━━━ ENTRADAS BRUTAS
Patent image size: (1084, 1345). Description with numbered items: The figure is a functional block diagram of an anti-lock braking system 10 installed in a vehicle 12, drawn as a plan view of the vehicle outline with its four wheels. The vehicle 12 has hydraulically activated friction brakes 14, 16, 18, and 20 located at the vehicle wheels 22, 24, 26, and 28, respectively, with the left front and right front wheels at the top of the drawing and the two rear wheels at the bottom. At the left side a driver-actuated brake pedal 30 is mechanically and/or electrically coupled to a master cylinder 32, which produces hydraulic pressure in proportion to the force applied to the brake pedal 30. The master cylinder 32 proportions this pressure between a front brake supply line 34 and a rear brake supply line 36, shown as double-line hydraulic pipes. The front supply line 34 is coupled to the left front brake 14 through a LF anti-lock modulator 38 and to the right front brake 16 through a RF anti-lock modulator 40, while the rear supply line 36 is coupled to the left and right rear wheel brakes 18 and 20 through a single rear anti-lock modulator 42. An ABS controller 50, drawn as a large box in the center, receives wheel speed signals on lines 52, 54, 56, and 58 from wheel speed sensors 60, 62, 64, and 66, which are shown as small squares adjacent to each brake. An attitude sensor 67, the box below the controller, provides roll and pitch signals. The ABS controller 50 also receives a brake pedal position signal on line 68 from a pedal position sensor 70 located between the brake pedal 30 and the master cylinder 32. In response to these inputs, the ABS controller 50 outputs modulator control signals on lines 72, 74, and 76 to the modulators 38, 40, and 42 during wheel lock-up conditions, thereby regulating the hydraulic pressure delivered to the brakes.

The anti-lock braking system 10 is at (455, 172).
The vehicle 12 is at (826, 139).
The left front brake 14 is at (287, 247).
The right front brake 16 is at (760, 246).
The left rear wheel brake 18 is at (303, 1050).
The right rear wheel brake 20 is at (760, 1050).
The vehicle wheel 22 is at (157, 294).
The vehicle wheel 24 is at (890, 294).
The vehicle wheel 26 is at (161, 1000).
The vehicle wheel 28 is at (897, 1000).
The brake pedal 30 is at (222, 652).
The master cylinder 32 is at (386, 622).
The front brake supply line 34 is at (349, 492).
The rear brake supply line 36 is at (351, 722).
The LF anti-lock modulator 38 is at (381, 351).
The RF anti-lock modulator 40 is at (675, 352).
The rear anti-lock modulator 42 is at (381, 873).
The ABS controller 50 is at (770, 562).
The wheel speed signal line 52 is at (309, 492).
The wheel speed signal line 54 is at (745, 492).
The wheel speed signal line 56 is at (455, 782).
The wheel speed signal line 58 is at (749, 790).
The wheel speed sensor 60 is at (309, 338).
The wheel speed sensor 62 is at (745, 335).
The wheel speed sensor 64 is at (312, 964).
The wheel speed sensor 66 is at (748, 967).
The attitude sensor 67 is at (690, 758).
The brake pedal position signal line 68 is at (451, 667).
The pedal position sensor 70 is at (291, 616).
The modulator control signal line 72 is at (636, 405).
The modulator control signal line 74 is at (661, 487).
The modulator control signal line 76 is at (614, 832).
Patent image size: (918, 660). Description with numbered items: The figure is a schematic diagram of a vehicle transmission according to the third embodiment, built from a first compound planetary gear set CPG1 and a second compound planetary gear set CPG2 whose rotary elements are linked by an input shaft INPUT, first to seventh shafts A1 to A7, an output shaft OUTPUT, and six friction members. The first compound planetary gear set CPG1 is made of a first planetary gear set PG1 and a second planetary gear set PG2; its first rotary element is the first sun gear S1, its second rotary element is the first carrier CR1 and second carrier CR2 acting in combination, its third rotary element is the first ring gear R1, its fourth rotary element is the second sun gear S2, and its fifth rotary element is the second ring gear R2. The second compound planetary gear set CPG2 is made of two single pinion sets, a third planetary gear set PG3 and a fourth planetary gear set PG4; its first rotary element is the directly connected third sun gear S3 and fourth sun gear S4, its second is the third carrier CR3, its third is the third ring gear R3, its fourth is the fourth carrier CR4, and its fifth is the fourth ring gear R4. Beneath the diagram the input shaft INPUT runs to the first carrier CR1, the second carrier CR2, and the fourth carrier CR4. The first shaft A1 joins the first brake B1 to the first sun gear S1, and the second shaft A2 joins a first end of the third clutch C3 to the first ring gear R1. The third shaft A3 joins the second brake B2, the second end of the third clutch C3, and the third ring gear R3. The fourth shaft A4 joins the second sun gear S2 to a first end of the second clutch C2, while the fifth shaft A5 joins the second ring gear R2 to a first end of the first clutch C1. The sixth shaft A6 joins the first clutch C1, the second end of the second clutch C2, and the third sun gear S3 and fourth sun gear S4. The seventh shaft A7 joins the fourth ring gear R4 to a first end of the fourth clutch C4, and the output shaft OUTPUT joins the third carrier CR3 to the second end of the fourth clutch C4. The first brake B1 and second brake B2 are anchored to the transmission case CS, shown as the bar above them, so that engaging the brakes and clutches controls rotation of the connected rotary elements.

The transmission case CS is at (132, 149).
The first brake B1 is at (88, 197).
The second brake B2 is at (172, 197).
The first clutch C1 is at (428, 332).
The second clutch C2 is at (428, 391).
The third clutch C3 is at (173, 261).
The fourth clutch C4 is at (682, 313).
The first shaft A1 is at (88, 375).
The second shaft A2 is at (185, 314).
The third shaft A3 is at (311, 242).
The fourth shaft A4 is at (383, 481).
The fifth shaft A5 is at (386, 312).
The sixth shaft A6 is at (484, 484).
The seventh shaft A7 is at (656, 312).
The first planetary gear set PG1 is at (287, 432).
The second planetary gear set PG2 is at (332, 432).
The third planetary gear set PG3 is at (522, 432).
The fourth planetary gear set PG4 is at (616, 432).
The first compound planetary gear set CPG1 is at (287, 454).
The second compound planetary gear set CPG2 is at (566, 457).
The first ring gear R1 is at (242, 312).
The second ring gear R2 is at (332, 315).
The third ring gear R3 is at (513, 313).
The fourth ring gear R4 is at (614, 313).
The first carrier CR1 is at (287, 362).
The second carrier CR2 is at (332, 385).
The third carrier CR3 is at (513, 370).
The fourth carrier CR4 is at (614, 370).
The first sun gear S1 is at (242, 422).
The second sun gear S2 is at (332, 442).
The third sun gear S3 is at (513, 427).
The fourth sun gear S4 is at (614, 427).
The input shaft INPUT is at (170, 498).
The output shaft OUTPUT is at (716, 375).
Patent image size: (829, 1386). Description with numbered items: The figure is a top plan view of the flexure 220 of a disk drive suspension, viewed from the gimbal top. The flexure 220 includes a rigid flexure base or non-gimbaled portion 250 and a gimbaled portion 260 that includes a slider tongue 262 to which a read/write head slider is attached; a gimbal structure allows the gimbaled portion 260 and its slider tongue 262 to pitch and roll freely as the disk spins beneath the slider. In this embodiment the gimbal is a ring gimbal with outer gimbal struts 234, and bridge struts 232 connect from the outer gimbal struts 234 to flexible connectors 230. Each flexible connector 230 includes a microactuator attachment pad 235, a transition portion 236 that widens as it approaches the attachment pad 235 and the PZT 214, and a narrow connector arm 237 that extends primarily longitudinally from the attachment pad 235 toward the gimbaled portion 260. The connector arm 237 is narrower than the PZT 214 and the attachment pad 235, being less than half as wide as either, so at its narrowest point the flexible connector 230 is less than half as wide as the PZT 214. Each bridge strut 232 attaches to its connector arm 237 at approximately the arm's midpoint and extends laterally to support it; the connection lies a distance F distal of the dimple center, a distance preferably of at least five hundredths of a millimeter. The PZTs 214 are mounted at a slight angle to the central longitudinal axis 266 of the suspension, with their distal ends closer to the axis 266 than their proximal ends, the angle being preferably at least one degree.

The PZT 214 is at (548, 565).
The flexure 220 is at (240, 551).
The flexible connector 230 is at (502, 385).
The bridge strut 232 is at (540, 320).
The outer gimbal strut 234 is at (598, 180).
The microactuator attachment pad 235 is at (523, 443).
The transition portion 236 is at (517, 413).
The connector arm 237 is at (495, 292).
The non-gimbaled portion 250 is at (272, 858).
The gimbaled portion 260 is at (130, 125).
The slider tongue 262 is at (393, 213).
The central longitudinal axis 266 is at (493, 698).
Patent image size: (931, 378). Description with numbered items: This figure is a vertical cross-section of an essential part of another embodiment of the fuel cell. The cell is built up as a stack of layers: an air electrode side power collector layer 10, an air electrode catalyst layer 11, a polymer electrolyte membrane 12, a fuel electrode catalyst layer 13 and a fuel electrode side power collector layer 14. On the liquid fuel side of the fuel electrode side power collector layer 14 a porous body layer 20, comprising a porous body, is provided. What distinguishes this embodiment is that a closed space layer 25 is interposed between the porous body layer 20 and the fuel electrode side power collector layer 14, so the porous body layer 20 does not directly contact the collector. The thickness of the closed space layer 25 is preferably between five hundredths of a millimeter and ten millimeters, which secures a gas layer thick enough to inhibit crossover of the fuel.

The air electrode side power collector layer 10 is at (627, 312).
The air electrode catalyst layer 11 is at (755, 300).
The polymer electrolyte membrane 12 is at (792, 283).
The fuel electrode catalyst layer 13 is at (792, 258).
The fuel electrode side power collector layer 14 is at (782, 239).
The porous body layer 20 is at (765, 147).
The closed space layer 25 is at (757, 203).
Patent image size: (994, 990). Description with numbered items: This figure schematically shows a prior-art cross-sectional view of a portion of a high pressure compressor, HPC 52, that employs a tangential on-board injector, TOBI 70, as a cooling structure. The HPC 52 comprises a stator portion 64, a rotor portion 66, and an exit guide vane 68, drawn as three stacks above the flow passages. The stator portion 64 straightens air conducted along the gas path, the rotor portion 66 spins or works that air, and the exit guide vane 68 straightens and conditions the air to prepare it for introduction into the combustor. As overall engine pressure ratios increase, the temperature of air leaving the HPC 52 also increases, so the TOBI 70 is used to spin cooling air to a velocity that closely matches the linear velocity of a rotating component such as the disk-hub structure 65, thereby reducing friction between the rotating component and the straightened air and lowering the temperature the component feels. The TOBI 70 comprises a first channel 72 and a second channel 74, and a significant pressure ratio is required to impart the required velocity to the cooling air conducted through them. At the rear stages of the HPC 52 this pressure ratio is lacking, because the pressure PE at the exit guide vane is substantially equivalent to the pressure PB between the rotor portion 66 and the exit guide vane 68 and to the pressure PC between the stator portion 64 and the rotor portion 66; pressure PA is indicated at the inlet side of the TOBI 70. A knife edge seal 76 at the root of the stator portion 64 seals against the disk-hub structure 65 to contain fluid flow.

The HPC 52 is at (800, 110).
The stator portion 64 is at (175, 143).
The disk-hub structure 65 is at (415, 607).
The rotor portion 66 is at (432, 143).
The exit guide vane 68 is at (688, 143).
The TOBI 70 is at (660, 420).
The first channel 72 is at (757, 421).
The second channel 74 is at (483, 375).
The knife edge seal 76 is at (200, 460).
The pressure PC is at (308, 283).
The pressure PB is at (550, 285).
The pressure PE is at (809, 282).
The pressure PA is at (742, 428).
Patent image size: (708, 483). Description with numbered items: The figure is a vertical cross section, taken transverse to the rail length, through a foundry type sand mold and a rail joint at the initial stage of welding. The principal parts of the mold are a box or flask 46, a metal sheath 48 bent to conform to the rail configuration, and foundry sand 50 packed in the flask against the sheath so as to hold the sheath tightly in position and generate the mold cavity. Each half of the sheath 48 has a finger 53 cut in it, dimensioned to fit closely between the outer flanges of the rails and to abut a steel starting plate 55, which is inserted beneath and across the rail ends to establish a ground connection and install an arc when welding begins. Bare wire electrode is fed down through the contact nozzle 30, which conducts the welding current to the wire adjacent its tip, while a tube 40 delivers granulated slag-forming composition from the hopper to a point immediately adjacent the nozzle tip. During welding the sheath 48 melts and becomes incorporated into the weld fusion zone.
━━━━━━
» **PROBLEMA A RESOLVER**: Reúna, copiando-as, todas as linhas das entradas acima que contêm a palavra "porous". Diferencie maiúsculas de minúsculas.

» **EM RESPOSTA**:
Patent image size: (931, 378). Description with numbered items: This figure is a vertical cross-section of an essential part of another embodiment of the fuel cell. The cell is built up as a stack of layers: an air electrode side power collector layer 10, an air electrode catalyst layer 11, a polymer electrolyte membrane 12, a fuel electrode catalyst layer 13 and a fuel electrode side power collector layer 14. On the liquid fuel side of the fuel electrode side power collector layer 14 a porous body layer 20, comprising a porous body, is provided. What distinguishes this embodiment is that a closed space layer 25 is interposed between the porous body layer 20 and the fuel electrode side power collector layer 14, so the porous body layer 20 does not directly contact the collector. The thickness of the closed space layer 25 is preferably between five hundredths of a millimeter and ten millimeters, which secures a gas layer thick enough to inhibit crossover of the fuel.
The porous body layer 20 is at (765, 147).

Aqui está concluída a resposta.